[WORK INSTRUCTIONS]
Format everything from the line containing "List all visible" down to the line containing "- firefox-icon[interactable]: [96, 811, 140, 855]" as a Markdown table with the columns Row and Line, skipping any blank lines. Put a row number in Row and the line itself in Line.

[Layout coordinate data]
=-=-=
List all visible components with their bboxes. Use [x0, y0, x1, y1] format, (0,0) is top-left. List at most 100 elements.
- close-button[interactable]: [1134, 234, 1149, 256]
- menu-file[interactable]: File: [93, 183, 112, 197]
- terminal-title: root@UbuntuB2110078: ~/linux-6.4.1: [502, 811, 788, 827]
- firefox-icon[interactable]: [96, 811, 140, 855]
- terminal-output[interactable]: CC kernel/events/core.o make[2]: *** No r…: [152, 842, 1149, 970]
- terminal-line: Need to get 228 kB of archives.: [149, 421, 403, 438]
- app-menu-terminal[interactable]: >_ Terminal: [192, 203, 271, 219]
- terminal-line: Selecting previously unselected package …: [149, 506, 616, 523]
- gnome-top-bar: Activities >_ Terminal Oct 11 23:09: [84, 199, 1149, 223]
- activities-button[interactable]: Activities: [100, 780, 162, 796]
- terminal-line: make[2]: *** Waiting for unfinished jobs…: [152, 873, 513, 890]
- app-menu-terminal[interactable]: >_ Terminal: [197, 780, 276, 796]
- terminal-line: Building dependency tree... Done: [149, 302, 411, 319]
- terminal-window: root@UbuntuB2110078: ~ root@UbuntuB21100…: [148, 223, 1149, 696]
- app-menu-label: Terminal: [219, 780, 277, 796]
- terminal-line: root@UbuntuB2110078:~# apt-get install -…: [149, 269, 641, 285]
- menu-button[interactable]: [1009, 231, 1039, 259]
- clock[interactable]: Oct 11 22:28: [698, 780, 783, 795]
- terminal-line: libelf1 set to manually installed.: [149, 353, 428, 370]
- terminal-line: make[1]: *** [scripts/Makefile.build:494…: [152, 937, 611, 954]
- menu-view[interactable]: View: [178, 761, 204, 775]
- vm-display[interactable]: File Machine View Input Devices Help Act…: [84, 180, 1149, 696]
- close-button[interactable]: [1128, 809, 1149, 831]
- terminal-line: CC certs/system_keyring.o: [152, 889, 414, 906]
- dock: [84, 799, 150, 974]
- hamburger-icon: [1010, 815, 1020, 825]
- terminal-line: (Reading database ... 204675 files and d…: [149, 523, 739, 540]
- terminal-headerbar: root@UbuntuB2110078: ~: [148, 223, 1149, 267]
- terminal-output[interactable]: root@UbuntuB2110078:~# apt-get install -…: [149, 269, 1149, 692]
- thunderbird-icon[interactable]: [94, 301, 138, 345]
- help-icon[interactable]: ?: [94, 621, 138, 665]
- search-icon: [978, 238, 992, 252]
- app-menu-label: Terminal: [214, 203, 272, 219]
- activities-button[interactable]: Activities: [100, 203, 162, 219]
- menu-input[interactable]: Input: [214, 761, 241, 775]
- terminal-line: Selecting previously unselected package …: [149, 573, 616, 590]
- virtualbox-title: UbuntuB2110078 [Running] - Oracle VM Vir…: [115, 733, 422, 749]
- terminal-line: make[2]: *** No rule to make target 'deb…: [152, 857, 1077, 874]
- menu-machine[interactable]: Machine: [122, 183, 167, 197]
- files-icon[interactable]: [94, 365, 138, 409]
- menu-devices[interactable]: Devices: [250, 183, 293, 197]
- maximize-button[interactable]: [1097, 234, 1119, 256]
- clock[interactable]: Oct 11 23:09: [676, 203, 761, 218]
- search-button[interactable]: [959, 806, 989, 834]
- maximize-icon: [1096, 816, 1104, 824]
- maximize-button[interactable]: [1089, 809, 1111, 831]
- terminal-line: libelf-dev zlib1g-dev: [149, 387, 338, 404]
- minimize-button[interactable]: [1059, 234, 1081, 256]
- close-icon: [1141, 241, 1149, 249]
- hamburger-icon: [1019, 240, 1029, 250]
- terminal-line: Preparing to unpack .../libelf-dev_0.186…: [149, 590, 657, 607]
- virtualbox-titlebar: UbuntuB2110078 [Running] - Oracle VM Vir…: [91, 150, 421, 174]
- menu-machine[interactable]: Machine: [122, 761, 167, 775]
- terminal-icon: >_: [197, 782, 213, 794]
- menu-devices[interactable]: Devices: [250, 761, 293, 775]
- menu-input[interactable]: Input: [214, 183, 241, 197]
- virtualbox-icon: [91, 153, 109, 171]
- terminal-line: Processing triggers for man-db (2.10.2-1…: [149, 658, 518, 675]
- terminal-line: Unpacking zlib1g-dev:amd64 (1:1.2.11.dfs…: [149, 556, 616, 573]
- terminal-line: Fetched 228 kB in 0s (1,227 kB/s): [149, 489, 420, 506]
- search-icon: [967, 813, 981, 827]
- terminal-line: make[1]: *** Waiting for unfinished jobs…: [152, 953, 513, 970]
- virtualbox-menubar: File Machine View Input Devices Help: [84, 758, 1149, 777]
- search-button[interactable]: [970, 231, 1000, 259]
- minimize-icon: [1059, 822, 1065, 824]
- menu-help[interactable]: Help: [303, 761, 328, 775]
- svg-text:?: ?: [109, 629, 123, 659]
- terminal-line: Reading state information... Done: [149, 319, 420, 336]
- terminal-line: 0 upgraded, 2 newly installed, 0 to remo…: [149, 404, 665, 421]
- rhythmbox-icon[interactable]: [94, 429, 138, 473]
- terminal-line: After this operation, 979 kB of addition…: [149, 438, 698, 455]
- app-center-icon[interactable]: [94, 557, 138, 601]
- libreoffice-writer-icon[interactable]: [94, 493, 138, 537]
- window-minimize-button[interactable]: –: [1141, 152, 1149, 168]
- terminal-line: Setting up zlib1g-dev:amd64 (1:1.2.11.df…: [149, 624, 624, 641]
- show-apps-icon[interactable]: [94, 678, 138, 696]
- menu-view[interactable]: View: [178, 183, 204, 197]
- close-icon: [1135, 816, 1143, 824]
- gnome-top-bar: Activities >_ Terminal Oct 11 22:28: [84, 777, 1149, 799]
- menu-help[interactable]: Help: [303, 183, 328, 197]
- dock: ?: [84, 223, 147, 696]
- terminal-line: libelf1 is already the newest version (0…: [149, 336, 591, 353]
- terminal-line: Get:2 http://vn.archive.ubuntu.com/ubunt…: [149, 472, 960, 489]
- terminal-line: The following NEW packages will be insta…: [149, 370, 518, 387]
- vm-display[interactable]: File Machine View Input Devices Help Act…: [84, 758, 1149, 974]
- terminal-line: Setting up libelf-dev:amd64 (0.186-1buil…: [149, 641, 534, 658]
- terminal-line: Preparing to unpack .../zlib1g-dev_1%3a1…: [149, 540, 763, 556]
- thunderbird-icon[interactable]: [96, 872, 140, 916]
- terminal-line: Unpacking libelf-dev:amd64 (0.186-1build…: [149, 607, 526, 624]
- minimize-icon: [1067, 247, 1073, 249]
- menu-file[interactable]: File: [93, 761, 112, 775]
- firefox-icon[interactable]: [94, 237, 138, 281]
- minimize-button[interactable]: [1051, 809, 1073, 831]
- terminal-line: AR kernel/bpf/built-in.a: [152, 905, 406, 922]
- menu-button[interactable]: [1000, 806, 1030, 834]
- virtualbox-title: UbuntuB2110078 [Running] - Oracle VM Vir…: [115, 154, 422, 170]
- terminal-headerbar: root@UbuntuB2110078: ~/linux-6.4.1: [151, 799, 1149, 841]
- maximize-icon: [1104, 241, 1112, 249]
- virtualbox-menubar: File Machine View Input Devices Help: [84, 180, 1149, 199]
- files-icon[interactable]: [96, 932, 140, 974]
=-=-=
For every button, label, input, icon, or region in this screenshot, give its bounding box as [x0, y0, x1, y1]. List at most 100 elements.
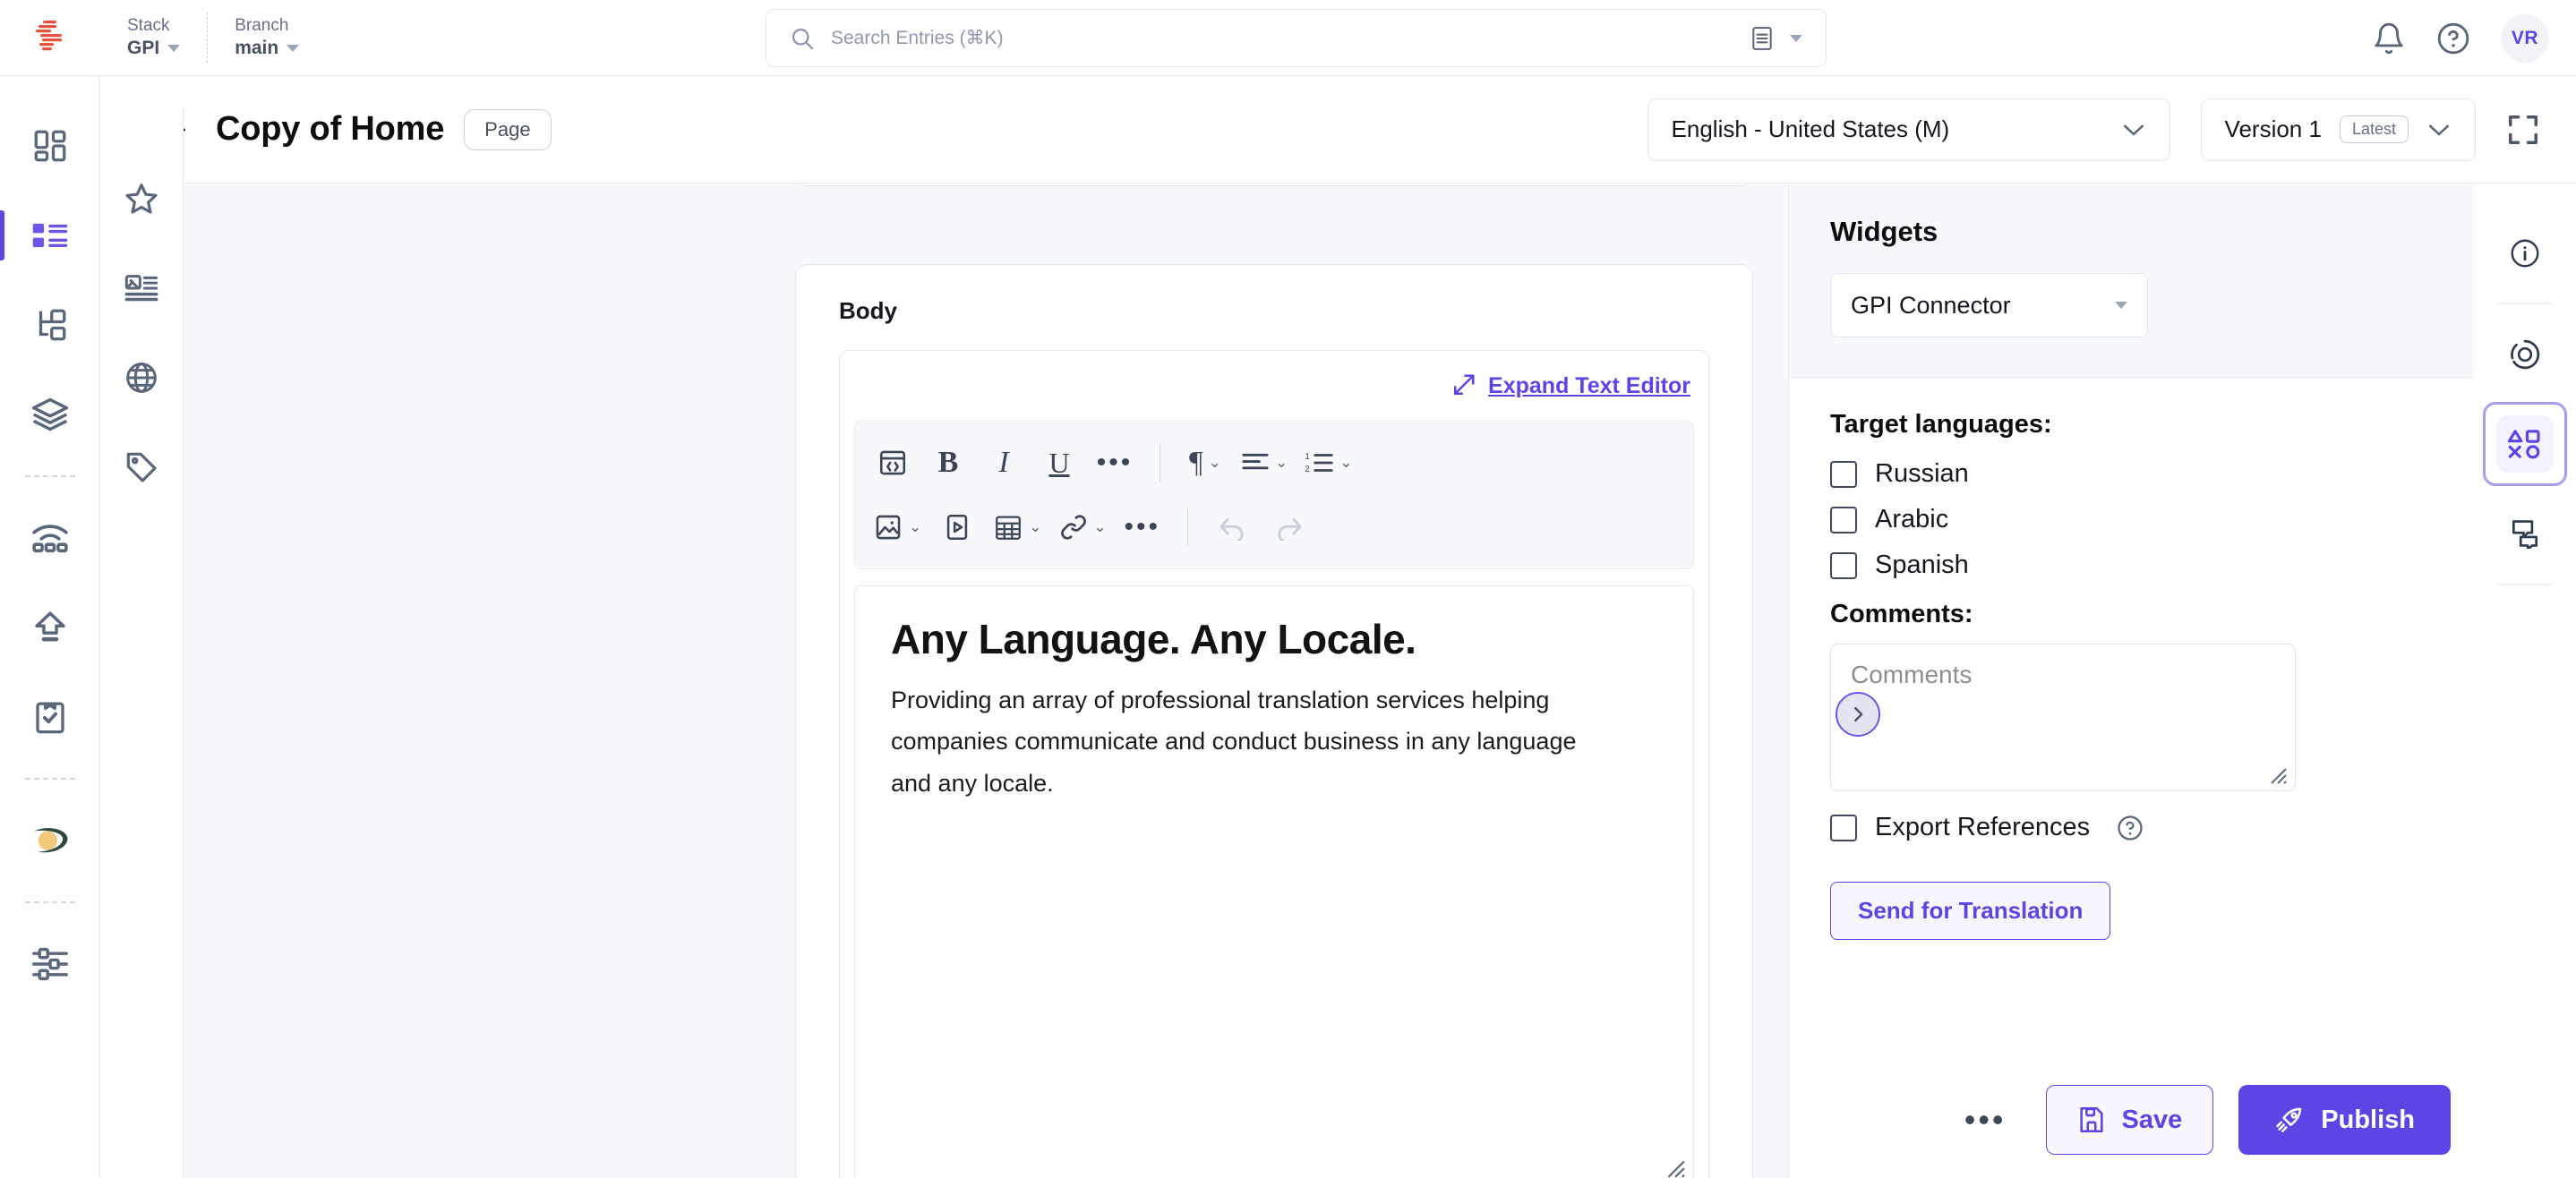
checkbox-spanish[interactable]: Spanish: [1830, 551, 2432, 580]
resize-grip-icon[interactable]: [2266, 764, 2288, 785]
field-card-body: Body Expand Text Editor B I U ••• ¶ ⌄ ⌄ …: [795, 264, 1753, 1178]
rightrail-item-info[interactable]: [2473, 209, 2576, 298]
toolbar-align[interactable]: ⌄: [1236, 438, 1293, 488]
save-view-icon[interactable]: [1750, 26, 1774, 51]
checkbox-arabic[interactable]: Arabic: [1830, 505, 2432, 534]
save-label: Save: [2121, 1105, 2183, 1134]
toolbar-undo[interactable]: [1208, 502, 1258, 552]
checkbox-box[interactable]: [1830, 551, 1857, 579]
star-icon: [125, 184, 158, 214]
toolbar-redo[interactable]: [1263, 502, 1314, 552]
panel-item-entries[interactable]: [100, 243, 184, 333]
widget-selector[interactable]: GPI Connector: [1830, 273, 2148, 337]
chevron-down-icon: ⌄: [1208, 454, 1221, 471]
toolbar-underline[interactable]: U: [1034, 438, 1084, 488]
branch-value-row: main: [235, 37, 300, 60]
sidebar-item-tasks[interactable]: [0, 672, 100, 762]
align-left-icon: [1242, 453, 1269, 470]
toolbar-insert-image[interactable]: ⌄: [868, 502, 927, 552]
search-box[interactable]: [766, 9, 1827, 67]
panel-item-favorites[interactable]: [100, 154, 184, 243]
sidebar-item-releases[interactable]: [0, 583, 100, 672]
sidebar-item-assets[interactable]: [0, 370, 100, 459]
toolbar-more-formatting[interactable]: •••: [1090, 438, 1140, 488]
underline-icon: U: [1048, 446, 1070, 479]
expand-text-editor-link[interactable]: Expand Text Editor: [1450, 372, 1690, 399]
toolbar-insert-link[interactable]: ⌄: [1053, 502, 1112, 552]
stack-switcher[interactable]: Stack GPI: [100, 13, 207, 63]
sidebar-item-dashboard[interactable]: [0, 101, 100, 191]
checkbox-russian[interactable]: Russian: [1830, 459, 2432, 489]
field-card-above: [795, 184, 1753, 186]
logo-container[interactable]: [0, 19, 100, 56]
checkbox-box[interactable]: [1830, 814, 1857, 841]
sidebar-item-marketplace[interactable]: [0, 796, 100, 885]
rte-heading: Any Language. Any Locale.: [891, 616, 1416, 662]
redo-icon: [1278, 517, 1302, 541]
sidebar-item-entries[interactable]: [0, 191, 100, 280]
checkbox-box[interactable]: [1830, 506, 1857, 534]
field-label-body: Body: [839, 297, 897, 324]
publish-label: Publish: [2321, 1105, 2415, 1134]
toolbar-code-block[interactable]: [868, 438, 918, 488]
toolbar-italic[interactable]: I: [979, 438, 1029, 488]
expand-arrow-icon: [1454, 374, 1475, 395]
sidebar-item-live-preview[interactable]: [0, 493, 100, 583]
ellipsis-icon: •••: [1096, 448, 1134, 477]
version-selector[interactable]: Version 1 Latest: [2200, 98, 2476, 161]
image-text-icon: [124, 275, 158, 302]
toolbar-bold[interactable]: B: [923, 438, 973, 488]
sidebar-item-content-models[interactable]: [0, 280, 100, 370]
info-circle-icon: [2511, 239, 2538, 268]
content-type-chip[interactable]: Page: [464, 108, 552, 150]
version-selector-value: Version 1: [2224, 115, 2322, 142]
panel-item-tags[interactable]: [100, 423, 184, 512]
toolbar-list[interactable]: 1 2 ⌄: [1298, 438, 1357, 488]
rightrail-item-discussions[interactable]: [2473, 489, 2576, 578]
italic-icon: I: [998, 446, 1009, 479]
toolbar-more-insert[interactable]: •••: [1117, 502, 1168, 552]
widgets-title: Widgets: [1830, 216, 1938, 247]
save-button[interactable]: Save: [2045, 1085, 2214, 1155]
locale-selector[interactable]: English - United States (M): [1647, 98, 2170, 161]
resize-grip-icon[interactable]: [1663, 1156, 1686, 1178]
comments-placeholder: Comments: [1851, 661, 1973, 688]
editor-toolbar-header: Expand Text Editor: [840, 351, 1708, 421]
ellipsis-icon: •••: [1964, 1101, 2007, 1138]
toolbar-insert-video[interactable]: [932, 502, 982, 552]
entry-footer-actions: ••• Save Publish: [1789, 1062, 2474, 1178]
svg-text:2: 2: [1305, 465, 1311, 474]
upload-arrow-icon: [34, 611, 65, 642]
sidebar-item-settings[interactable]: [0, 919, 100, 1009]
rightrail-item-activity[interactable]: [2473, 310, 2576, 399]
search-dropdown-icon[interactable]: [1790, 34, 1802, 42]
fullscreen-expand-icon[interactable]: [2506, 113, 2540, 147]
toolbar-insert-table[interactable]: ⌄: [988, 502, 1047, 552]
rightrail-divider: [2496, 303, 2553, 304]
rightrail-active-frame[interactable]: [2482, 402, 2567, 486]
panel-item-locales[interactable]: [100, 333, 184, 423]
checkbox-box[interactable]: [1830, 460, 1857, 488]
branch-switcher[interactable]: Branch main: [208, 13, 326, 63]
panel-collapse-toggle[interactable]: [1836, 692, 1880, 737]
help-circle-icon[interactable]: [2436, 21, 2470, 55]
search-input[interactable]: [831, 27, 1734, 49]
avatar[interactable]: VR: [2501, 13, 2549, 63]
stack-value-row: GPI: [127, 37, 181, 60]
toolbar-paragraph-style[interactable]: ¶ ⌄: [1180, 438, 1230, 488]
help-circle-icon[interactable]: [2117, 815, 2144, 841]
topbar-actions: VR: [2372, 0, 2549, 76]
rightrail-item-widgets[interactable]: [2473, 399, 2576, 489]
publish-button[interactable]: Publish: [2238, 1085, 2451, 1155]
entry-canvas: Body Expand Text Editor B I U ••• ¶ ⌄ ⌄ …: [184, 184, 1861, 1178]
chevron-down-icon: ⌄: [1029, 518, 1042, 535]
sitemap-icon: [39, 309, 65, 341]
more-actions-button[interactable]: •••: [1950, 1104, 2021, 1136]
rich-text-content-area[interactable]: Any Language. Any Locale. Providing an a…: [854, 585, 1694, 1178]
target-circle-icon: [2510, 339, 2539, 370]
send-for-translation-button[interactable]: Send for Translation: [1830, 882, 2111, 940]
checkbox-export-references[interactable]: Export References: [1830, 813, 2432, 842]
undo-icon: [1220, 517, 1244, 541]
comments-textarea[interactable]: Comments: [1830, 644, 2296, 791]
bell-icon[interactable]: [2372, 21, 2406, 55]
=-=-=
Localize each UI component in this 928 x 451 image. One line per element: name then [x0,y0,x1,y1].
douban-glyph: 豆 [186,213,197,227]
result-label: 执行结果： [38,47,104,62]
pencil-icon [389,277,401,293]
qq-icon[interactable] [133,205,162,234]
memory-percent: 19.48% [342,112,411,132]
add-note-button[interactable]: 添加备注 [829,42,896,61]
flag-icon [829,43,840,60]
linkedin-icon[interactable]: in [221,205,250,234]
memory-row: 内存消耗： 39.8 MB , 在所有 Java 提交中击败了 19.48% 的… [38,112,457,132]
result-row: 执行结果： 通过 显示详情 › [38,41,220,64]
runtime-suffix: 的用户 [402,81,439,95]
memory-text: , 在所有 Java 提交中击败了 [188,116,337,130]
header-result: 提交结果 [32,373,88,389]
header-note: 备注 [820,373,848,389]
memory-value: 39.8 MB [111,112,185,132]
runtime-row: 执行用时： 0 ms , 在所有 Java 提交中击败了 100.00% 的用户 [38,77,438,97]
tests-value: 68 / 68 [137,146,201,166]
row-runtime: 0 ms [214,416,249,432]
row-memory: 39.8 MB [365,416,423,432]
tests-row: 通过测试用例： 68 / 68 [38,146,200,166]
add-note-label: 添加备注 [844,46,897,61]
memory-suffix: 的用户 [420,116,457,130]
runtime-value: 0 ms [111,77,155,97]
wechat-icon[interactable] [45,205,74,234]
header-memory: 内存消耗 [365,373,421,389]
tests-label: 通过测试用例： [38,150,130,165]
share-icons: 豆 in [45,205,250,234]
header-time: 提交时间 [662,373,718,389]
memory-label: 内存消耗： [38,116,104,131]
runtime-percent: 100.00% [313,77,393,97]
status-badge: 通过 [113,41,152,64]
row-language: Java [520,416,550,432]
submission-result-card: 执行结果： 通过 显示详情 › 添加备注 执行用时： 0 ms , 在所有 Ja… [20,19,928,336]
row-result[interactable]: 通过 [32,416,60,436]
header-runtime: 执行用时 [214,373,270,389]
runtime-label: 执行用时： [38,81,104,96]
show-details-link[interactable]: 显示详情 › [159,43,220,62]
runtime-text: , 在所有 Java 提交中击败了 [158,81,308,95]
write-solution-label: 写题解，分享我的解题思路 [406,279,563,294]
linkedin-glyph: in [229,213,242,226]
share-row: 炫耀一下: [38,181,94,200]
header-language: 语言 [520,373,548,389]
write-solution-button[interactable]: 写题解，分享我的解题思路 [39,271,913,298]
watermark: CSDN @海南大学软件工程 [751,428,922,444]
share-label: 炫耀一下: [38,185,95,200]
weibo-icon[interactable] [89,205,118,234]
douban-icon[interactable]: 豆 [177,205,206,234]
=-=-=
[TASK OUTPUT]
| Row | Line |
|---|---|
| 1 | List all visible components with their bboxes. Use [x0, y0, x1, y1] format, (0,0) is top-left. List at most 100 elements. |
| 2 | - close-button[interactable]: [1134, 234, 1149, 256] |
| 3 | - menu-file[interactable]: File: [93, 183, 112, 197] |
| 4 | - terminal-title: root@UbuntuB2110078: ~/linux-6.4.1: [502, 811, 788, 827] |
| 5 | - firefox-icon[interactable]: [96, 811, 140, 855] |